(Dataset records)

━━━━━━

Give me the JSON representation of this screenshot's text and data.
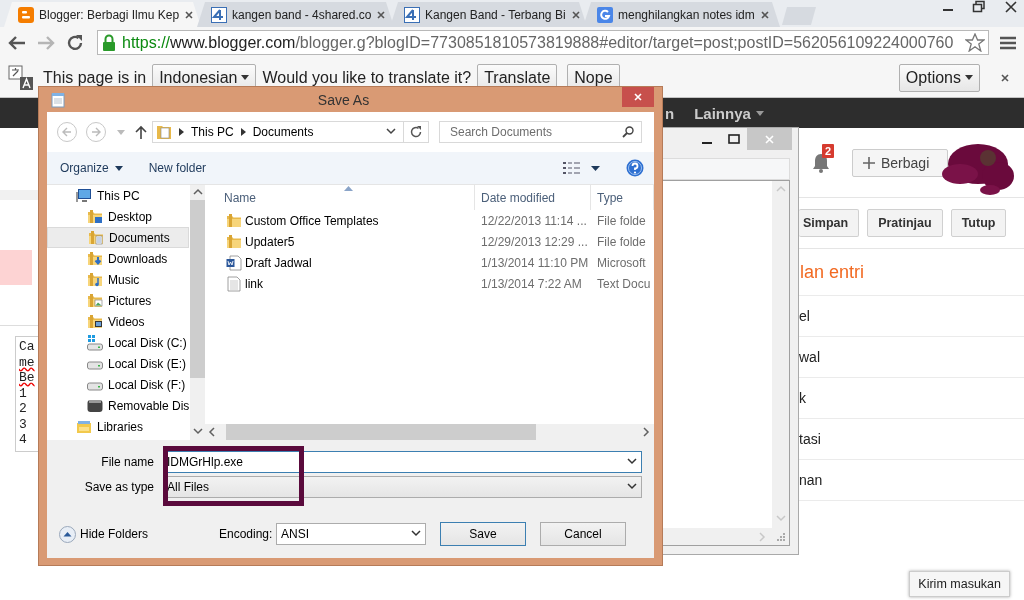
{
  "browser": {
    "tabs": [
      {
        "title": "Blogger: Berbagi Ilmu Kep",
        "kind": "blogger",
        "selected": true
      },
      {
        "title": "kangen band - 4shared.co",
        "kind": "four",
        "selected": false
      },
      {
        "title": "Kangen Band - Terbang Bi",
        "kind": "four",
        "selected": false
      },
      {
        "title": "menghilangkan notes idm",
        "kind": "google",
        "selected": false
      }
    ],
    "address": {
      "scheme": "https://",
      "host": "www.blogger.com",
      "path": "/blogger.g?blogID=7730851810573819888#editor/target=post;postID=562056109224000760"
    },
    "translate_bar": {
      "message": "This page is in",
      "language": "Indonesian",
      "question": "Would you like to translate it?",
      "translate_button": "Translate",
      "nope_button": "Nope",
      "options_button": "Options"
    }
  },
  "blogger": {
    "menu_items": [
      "n",
      "Lainnya"
    ],
    "notification_count": "2",
    "share_button": "Berbagi",
    "action_buttons": [
      "Simpan",
      "Pratinjau",
      "Tutup"
    ],
    "settings_heading": "lan entri",
    "settings_items": [
      "el",
      "wal",
      "k",
      "tasi",
      "nan"
    ],
    "editor_lines": [
      {
        "text": "Ca",
        "misspelled": false
      },
      {
        "text": "me",
        "misspelled": true
      },
      {
        "text": "Be",
        "misspelled": true
      },
      {
        "text": "1",
        "misspelled": false
      },
      {
        "text": "2",
        "misspelled": false
      },
      {
        "text": "3",
        "misspelled": false
      },
      {
        "text": "4",
        "misspelled": false
      }
    ],
    "feedback_button": "Kirim masukan"
  },
  "save_dialog": {
    "title": "Save As",
    "breadcrumb": [
      "This PC",
      "Documents"
    ],
    "search_placeholder": "Search Documents",
    "organize_button": "Organize",
    "new_folder_button": "New folder",
    "tree": [
      {
        "label": "This PC",
        "kind": "pc",
        "selected": false,
        "children": [
          {
            "label": "Desktop",
            "kind": "desktop",
            "selected": false
          },
          {
            "label": "Documents",
            "kind": "documents",
            "selected": true
          },
          {
            "label": "Downloads",
            "kind": "downloads",
            "selected": false
          },
          {
            "label": "Music",
            "kind": "music",
            "selected": false
          },
          {
            "label": "Pictures",
            "kind": "pictures",
            "selected": false
          },
          {
            "label": "Videos",
            "kind": "videos",
            "selected": false
          },
          {
            "label": "Local Disk (C:)",
            "kind": "system-drive",
            "selected": false
          },
          {
            "label": "Local Disk (E:)",
            "kind": "drive",
            "selected": false
          },
          {
            "label": "Local Disk (F:)",
            "kind": "drive",
            "selected": false
          },
          {
            "label": "Removable Dis",
            "kind": "removable",
            "selected": false
          }
        ]
      },
      {
        "label": "Libraries",
        "kind": "library",
        "selected": false
      }
    ],
    "columns": [
      "Name",
      "Date modified",
      "Type"
    ],
    "files": [
      {
        "name": "Custom Office Templates",
        "date": "12/22/2013 11:14 ...",
        "type": "File folde",
        "kind": "folder"
      },
      {
        "name": "Updater5",
        "date": "12/29/2013 12:29 ...",
        "type": "File folde",
        "kind": "folder"
      },
      {
        "name": "Draft Jadwal",
        "date": "1/13/2014 11:10 PM",
        "type": "Microsoft",
        "kind": "word"
      },
      {
        "name": "link",
        "date": "1/13/2014 7:22 AM",
        "type": "Text Docu",
        "kind": "text"
      }
    ],
    "file_name_label": "File name",
    "file_name": "IDMGrHlp.exe",
    "type_label": "Save as type",
    "file_type": "All Files",
    "hide_folders": "Hide Folders",
    "encoding_label": "Encoding:",
    "encoding": "ANSI",
    "save_button": "Save",
    "cancel_button": "Cancel"
  }
}
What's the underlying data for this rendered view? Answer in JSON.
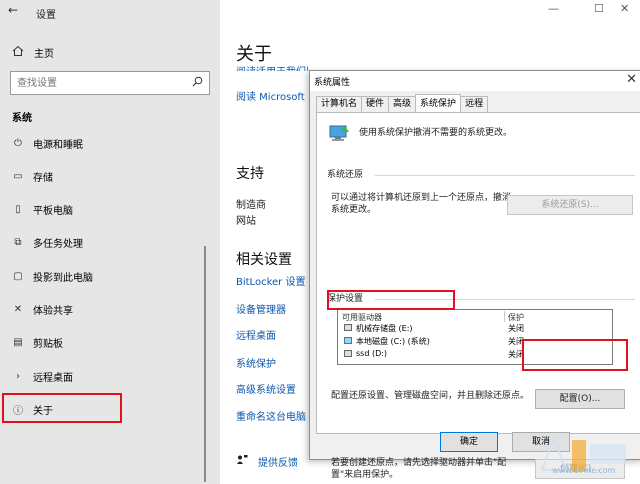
{
  "window": {
    "back": "←",
    "title": "设置",
    "min": "—",
    "max": "☐",
    "close": "✕"
  },
  "sidebar": {
    "home": "主页",
    "search_placeholder": "查找设置",
    "section": "系统",
    "items": [
      {
        "label": "电源和睡眠",
        "icon": "power-icon"
      },
      {
        "label": "存储",
        "icon": "storage-icon"
      },
      {
        "label": "平板电脑",
        "icon": "tablet-icon"
      },
      {
        "label": "多任务处理",
        "icon": "multitasking-icon"
      },
      {
        "label": "投影到此电脑",
        "icon": "projecting-icon"
      },
      {
        "label": "体验共享",
        "icon": "shared-experiences-icon"
      },
      {
        "label": "剪贴板",
        "icon": "clipboard-icon"
      },
      {
        "label": "远程桌面",
        "icon": "remote-desktop-icon"
      },
      {
        "label": "关于",
        "icon": "info-icon"
      }
    ]
  },
  "main": {
    "title": "关于",
    "top_link_1": "阅读适用于我们服务的 Microsoft 服务协议",
    "top_link_2": "阅读 Microsoft 软",
    "support_heading": "支持",
    "manufacturer": "制造商",
    "website": "网站",
    "related_heading": "相关设置",
    "related_links": [
      "BitLocker 设置",
      "设备管理器",
      "远程桌面",
      "系统保护",
      "高级系统设置",
      "重命名这台电脑"
    ],
    "feedback": "提供反馈"
  },
  "dialog": {
    "title": "系统属性",
    "close": "✕",
    "tabs": [
      "计算机名",
      "硬件",
      "高级",
      "系统保护",
      "远程"
    ],
    "active_tab": "系统保护",
    "intro": "使用系统保护撤消不需要的系统更改。",
    "restore_group": "系统还原",
    "restore_desc": "可以通过将计算机还原到上一个还原点，撤消系统更改。",
    "restore_button": "系统还原(S)...",
    "protect_group": "保护设置",
    "drives_header": {
      "name": "可用驱动器",
      "state": "保护"
    },
    "drives": [
      {
        "name": "机械存储盘 (E:)",
        "state": "关闭"
      },
      {
        "name": "本地磁盘 (C:) (系统)",
        "state": "关闭"
      },
      {
        "name": "ssd (D:)",
        "state": "关闭"
      }
    ],
    "config_desc": "配置还原设置、管理磁盘空间，并且删除还原点。",
    "config_button": "配置(O)...",
    "create_desc": "若要创建还原点，请先选择驱动器并单击\"配置\"来启用保护。",
    "create_button": "创建(C)...",
    "ok": "确定",
    "cancel": "取消"
  },
  "watermark": "www.17mc.com",
  "colors": {
    "accent_link": "#0a58ad",
    "highlight": "#e1121f",
    "sidebar_bg": "#e6e6e6"
  }
}
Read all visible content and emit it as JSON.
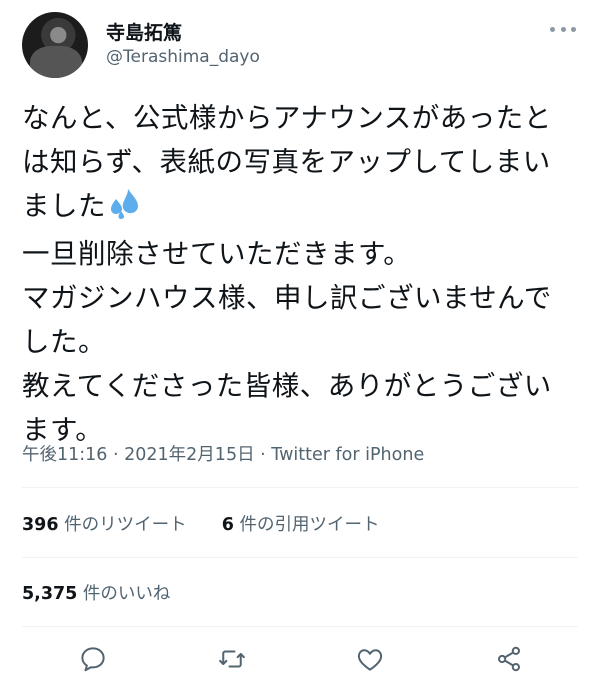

━━━━━━

Problem statement = Go through the data above and transcribe it in full, omitting any image.

Task response =
Give me the JSON representation of this screenshot's text and data.
{
  "browser": {
    "tabs": [
      {
        "title": "Blogger: Berbagi Ilmu Kep",
        "kind": "blogger",
        "selected": true
      },
      {
        "title": "kangen band - 4shared.co",
        "kind": "four",
        "selected": false
      },
      {
        "title": "Kangen Band - Terbang Bi",
        "kind": "four",
        "selected": false
      },
      {
        "title": "menghilangkan notes idm",
        "kind": "google",
        "selected": false
      }
    ],
    "address": {
      "scheme": "https://",
      "host": "www.blogger.com",
      "path": "/blogger.g?blogID=7730851810573819888#editor/target=post;postID=562056109224000760"
    },
    "translate_bar": {
      "message": "This page is in",
      "language": "Indonesian",
      "question": "Would you like to translate it?",
      "translate_button": "Translate",
      "nope_button": "Nope",
      "options_button": "Options"
    }
  },
  "blogger": {
    "menu_items": [
      "n",
      "Lainnya"
    ],
    "notification_count": "2",
    "share_button": "Berbagi",
    "action_buttons": [
      "Simpan",
      "Pratinjau",
      "Tutup"
    ],
    "settings_heading": "lan entri",
    "settings_items": [
      "el",
      "wal",
      "k",
      "tasi",
      "nan"
    ],
    "editor_lines": [
      {
        "text": "Ca",
        "misspelled": false
      },
      {
        "text": "me",
        "misspelled": true
      },
      {
        "text": "Be",
        "misspelled": true
      },
      {
        "text": "1",
        "misspelled": false
      },
      {
        "text": "2",
        "misspelled": false
      },
      {
        "text": "3",
        "misspelled": false
      },
      {
        "text": "4",
        "misspelled": false
      }
    ],
    "feedback_button": "Kirim masukan"
  },
  "save_dialog": {
    "title": "Save As",
    "breadcrumb": [
      "This PC",
      "Documents"
    ],
    "search_placeholder": "Search Documents",
    "organize_button": "Organize",
    "new_folder_button": "New folder",
    "tree": [
      {
        "label": "This PC",
        "kind": "pc",
        "selected": false,
        "children": [
          {
            "label": "Desktop",
            "kind": "desktop",
            "selected": false
          },
          {
            "label": "Documents",
            "kind": "documents",
            "selected": true
          },
          {
            "label": "Downloads",
            "kind": "downloads",
            "selected": false
          },
          {
            "label": "Music",
            "kind": "music",
            "selected": false
          },
          {
            "label": "Pictures",
            "kind": "pictures",
            "selected": false
          },
          {
            "label": "Videos",
            "kind": "videos",
            "selected": false
          },
          {
            "label": "Local Disk (C:)",
            "kind": "system-drive",
            "selected": false
          },
          {
            "label": "Local Disk (E:)",
            "kind": "drive",
            "selected": false
          },
          {
            "label": "Local Disk (F:)",
            "kind": "drive",
            "selected": false
          },
          {
            "label": "Removable Dis",
            "kind": "removable",
            "selected": false
          }
        ]
      },
      {
        "label": "Libraries",
        "kind": "library",
        "selected": false
      }
    ],
    "columns": [
      "Name",
      "Date modified",
      "Type"
    ],
    "files": [
      {
        "name": "Custom Office Templates",
        "date": "12/22/2013 11:14 ...",
        "type": "File folde",
        "kind": "folder"
      },
      {
        "name": "Updater5",
        "date": "12/29/2013 12:29 ...",
        "type": "File folde",
        "kind": "folder"
      },
      {
        "name": "Draft Jadwal",
        "date": "1/13/2014 11:10 PM",
        "type": "Microsoft",
        "kind": "word"
      },
      {
        "name": "link",
        "date": "1/13/2014 7:22 AM",
        "type": "Text Docu",
        "kind": "text"
      }
    ],
    "file_name_label": "File name",
    "file_name": "IDMGrHlp.exe",
    "type_label": "Save as type",
    "file_type": "All Files",
    "hide_folders": "Hide Folders",
    "encoding_label": "Encoding:",
    "encoding": "ANSI",
    "save_button": "Save",
    "cancel_button": "Cancel"
  }
}
What's the underlying data for this rendered view? Answer in JSON.
{
  "window": {
    "back": "←",
    "title": "设置",
    "min": "—",
    "max": "☐",
    "close": "✕"
  },
  "sidebar": {
    "home": "主页",
    "search_placeholder": "查找设置",
    "section": "系统",
    "items": [
      {
        "label": "电源和睡眠",
        "icon": "power-icon"
      },
      {
        "label": "存储",
        "icon": "storage-icon"
      },
      {
        "label": "平板电脑",
        "icon": "tablet-icon"
      },
      {
        "label": "多任务处理",
        "icon": "multitasking-icon"
      },
      {
        "label": "投影到此电脑",
        "icon": "projecting-icon"
      },
      {
        "label": "体验共享",
        "icon": "shared-experiences-icon"
      },
      {
        "label": "剪贴板",
        "icon": "clipboard-icon"
      },
      {
        "label": "远程桌面",
        "icon": "remote-desktop-icon"
      },
      {
        "label": "关于",
        "icon": "info-icon"
      }
    ]
  },
  "main": {
    "title": "关于",
    "top_link_1": "阅读适用于我们服务的 Microsoft 服务协议",
    "top_link_2": "阅读 Microsoft 软",
    "support_heading": "支持",
    "manufacturer": "制造商",
    "website": "网站",
    "related_heading": "相关设置",
    "related_links": [
      "BitLocker 设置",
      "设备管理器",
      "远程桌面",
      "系统保护",
      "高级系统设置",
      "重命名这台电脑"
    ],
    "feedback": "提供反馈"
  },
  "dialog": {
    "title": "系统属性",
    "close": "✕",
    "tabs": [
      "计算机名",
      "硬件",
      "高级",
      "系统保护",
      "远程"
    ],
    "active_tab": "系统保护",
    "intro": "使用系统保护撤消不需要的系统更改。",
    "restore_group": "系统还原",
    "restore_desc": "可以通过将计算机还原到上一个还原点，撤消系统更改。",
    "restore_button": "系统还原(S)...",
    "protect_group": "保护设置",
    "drives_header": {
      "name": "可用驱动器",
      "state": "保护"
    },
    "drives": [
      {
        "name": "机械存储盘 (E:)",
        "state": "关闭"
      },
      {
        "name": "本地磁盘 (C:) (系统)",
        "state": "关闭"
      },
      {
        "name": "ssd (D:)",
        "state": "关闭"
      }
    ],
    "config_desc": "配置还原设置、管理磁盘空间，并且删除还原点。",
    "config_button": "配置(O)...",
    "create_desc": "若要创建还原点，请先选择驱动器并单击\"配置\"来启用保护。",
    "create_button": "创建(C)...",
    "ok": "确定",
    "cancel": "取消"
  },
  "watermark": "www.17mc.com",
  "colors": {
    "accent_link": "#0a58ad",
    "highlight": "#e1121f",
    "sidebar_bg": "#e6e6e6"
  }
}
Read all visible content and emit it as JSON.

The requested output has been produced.